Given problem >> Can you output the records below exactly as they are written?

--*--

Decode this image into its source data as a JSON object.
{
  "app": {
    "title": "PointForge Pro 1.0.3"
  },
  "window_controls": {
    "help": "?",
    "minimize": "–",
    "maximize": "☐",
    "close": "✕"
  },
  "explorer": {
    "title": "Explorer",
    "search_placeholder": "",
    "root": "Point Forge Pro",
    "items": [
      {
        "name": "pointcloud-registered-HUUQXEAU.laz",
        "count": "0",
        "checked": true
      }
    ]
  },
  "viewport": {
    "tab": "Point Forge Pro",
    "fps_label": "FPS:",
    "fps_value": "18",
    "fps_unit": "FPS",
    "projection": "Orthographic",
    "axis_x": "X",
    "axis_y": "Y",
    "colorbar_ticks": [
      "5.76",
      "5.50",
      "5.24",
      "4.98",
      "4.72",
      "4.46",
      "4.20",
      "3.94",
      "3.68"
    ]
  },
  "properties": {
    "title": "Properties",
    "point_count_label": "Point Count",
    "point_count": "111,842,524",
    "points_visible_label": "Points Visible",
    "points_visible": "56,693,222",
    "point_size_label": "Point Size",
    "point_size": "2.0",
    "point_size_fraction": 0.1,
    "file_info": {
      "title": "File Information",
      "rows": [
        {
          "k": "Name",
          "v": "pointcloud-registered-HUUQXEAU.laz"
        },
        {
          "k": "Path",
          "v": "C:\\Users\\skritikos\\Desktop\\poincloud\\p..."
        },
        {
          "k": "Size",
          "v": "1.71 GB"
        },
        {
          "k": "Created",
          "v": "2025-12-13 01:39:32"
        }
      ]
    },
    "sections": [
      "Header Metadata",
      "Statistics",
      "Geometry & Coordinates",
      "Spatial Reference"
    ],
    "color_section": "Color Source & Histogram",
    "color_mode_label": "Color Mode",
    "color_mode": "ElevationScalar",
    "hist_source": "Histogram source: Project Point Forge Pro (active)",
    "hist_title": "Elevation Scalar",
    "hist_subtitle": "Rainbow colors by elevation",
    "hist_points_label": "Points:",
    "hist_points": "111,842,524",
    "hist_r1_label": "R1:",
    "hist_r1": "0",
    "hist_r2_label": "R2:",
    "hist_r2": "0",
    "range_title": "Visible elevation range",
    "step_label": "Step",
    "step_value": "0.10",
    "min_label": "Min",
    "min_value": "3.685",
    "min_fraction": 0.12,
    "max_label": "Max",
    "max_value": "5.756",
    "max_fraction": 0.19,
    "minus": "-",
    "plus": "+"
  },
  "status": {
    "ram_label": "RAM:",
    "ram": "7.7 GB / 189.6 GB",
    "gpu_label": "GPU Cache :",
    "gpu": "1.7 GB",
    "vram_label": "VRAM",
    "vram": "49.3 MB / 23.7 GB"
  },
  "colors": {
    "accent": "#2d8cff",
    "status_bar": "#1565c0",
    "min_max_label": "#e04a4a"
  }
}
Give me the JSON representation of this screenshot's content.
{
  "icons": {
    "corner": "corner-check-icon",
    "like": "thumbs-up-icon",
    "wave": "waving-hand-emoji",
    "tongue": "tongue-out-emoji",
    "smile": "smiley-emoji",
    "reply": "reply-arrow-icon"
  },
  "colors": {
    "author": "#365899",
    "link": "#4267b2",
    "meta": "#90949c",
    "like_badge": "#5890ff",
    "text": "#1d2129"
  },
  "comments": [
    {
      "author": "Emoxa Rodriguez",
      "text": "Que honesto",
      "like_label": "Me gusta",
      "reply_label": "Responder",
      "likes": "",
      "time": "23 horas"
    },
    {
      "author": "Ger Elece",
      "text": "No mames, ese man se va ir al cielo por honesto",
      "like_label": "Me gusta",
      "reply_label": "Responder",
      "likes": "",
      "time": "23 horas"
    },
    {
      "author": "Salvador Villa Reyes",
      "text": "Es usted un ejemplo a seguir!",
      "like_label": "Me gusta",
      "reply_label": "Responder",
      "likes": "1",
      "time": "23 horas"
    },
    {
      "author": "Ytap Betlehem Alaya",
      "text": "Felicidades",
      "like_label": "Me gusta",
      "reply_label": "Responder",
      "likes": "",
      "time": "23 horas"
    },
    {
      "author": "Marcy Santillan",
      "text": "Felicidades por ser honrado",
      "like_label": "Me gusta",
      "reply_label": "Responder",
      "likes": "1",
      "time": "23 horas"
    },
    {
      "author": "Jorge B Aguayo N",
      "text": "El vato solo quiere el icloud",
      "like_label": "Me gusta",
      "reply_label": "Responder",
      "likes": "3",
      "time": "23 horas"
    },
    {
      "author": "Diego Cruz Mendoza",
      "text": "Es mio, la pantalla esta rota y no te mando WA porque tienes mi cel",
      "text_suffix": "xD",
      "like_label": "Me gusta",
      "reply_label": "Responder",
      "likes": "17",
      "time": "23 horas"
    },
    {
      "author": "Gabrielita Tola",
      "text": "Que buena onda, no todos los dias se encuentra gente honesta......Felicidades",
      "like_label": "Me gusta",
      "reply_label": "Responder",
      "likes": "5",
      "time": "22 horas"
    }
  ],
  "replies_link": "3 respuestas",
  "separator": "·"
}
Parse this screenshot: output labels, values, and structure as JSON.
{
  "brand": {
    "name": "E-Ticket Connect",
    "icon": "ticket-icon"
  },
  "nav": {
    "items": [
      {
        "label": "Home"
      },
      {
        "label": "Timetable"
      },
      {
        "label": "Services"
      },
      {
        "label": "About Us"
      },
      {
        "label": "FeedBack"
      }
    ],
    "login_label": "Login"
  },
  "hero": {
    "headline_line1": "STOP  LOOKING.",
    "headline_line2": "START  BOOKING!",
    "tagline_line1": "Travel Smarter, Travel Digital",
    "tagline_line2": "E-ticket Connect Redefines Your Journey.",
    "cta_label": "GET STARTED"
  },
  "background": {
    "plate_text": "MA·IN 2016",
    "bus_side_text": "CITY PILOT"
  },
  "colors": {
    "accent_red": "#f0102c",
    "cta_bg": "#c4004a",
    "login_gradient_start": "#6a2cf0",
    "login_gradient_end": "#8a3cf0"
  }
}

--*--

Output for this task >>
Decode this image into its source data as a JSON object.
{
  "app": {
    "title": "PointForge Pro 1.0.3"
  },
  "window_controls": {
    "help": "?",
    "minimize": "–",
    "maximize": "☐",
    "close": "✕"
  },
  "explorer": {
    "title": "Explorer",
    "search_placeholder": "",
    "root": "Point Forge Pro",
    "items": [
      {
        "name": "pointcloud-registered-HUUQXEAU.laz",
        "count": "0",
        "checked": true
      }
    ]
  },
  "viewport": {
    "tab": "Point Forge Pro",
    "fps_label": "FPS:",
    "fps_value": "18",
    "fps_unit": "FPS",
    "projection": "Orthographic",
    "axis_x": "X",
    "axis_y": "Y",
    "colorbar_ticks": [
      "5.76",
      "5.50",
      "5.24",
      "4.98",
      "4.72",
      "4.46",
      "4.20",
      "3.94",
      "3.68"
    ]
  },
  "properties": {
    "title": "Properties",
    "point_count_label": "Point Count",
    "point_count": "111,842,524",
    "points_visible_label": "Points Visible",
    "points_visible": "56,693,222",
    "point_size_label": "Point Size",
    "point_size": "2.0",
    "point_size_fraction": 0.1,
    "file_info": {
      "title": "File Information",
      "rows": [
        {
          "k": "Name",
          "v": "pointcloud-registered-HUUQXEAU.laz"
        },
        {
          "k": "Path",
          "v": "C:\\Users\\skritikos\\Desktop\\poincloud\\p..."
        },
        {
          "k": "Size",
          "v": "1.71 GB"
        },
        {
          "k": "Created",
          "v": "2025-12-13 01:39:32"
        }
      ]
    },
    "sections": [
      "Header Metadata",
      "Statistics",
      "Geometry & Coordinates",
      "Spatial Reference"
    ],
    "color_section": "Color Source & Histogram",
    "color_mode_label": "Color Mode",
    "color_mode": "ElevationScalar",
    "hist_source": "Histogram source: Project Point Forge Pro (active)",
    "hist_title": "Elevation Scalar",
    "hist_subtitle": "Rainbow colors by elevation",
    "hist_points_label": "Points:",
    "hist_points": "111,842,524",
    "hist_r1_label": "R1:",
    "hist_r1": "0",
    "hist_r2_label": "R2:",
    "hist_r2": "0",
    "range_title": "Visible elevation range",
    "step_label": "Step",
    "step_value": "0.10",
    "min_label": "Min",
    "min_value": "3.685",
    "min_fraction": 0.12,
    "max_label": "Max",
    "max_value": "5.756",
    "max_fraction": 0.19,
    "minus": "-",
    "plus": "+"
  },
  "status": {
    "ram_label": "RAM:",
    "ram": "7.7 GB / 189.6 GB",
    "gpu_label": "GPU Cache :",
    "gpu": "1.7 GB",
    "vram_label": "VRAM",
    "vram": "49.3 MB / 23.7 GB"
  },
  "colors": {
    "accent": "#2d8cff",
    "status_bar": "#1565c0",
    "min_max_label": "#e04a4a"
  }
}
Give me the JSON representation of this screenshot's content.
{
  "icons": {
    "corner": "corner-check-icon",
    "like": "thumbs-up-icon",
    "wave": "waving-hand-emoji",
    "tongue": "tongue-out-emoji",
    "smile": "smiley-emoji",
    "reply": "reply-arrow-icon"
  },
  "colors": {
    "author": "#365899",
    "link": "#4267b2",
    "meta": "#90949c",
    "like_badge": "#5890ff",
    "text": "#1d2129"
  },
  "comments": [
    {
      "author": "Emoxa Rodriguez",
      "text": "Que honesto",
      "like_label": "Me gusta",
      "reply_label": "Responder",
      "likes": "",
      "time": "23 horas"
    },
    {
      "author": "Ger Elece",
      "text": "No mames, ese man se va ir al cielo por honesto",
      "like_label": "Me gusta",
      "reply_label": "Responder",
      "likes": "",
      "time": "23 horas"
    },
    {
      "author": "Salvador Villa Reyes",
      "text": "Es usted un ejemplo a seguir!",
      "like_label": "Me gusta",
      "reply_label": "Responder",
      "likes": "1",
      "time": "23 horas"
    },
    {
      "author": "Ytap Betlehem Alaya",
      "text": "Felicidades",
      "like_label": "Me gusta",
      "reply_label": "Responder",
      "likes": "",
      "time": "23 horas"
    },
    {
      "author": "Marcy Santillan",
      "text": "Felicidades por ser honrado",
      "like_label": "Me gusta",
      "reply_label": "Responder",
      "likes": "1",
      "time": "23 horas"
    },
    {
      "author": "Jorge B Aguayo N",
      "text": "El vato solo quiere el icloud",
      "like_label": "Me gusta",
      "reply_label": "Responder",
      "likes": "3",
      "time": "23 horas"
    },
    {
      "author": "Diego Cruz Mendoza",
      "text": "Es mio, la pantalla esta rota y no te mando WA porque tienes mi cel",
      "text_suffix": "xD",
      "like_label": "Me gusta",
      "reply_label": "Responder",
      "likes": "17",
      "time": "23 horas"
    },
    {
      "author": "Gabrielita Tola",
      "text": "Que buena onda, no todos los dias se encuentra gente honesta......Felicidades",
      "like_label": "Me gusta",
      "reply_label": "Responder",
      "likes": "5",
      "time": "22 horas"
    }
  ],
  "replies_link": "3 respuestas",
  "separator": "·"
}
Parse this screenshot: output labels, values, and structure as JSON.
{
  "brand": {
    "name": "E-Ticket Connect",
    "icon": "ticket-icon"
  },
  "nav": {
    "items": [
      {
        "label": "Home"
      },
      {
        "label": "Timetable"
      },
      {
        "label": "Services"
      },
      {
        "label": "About Us"
      },
      {
        "label": "FeedBack"
      }
    ],
    "login_label": "Login"
  },
  "hero": {
    "headline_line1": "STOP  LOOKING.",
    "headline_line2": "START  BOOKING!",
    "tagline_line1": "Travel Smarter, Travel Digital",
    "tagline_line2": "E-ticket Connect Redefines Your Journey.",
    "cta_label": "GET STARTED"
  },
  "background": {
    "plate_text": "MA·IN 2016",
    "bus_side_text": "CITY PILOT"
  },
  "colors": {
    "accent_red": "#f0102c",
    "cta_bg": "#c4004a",
    "login_gradient_start": "#6a2cf0",
    "login_gradient_end": "#8a3cf0"
  }
}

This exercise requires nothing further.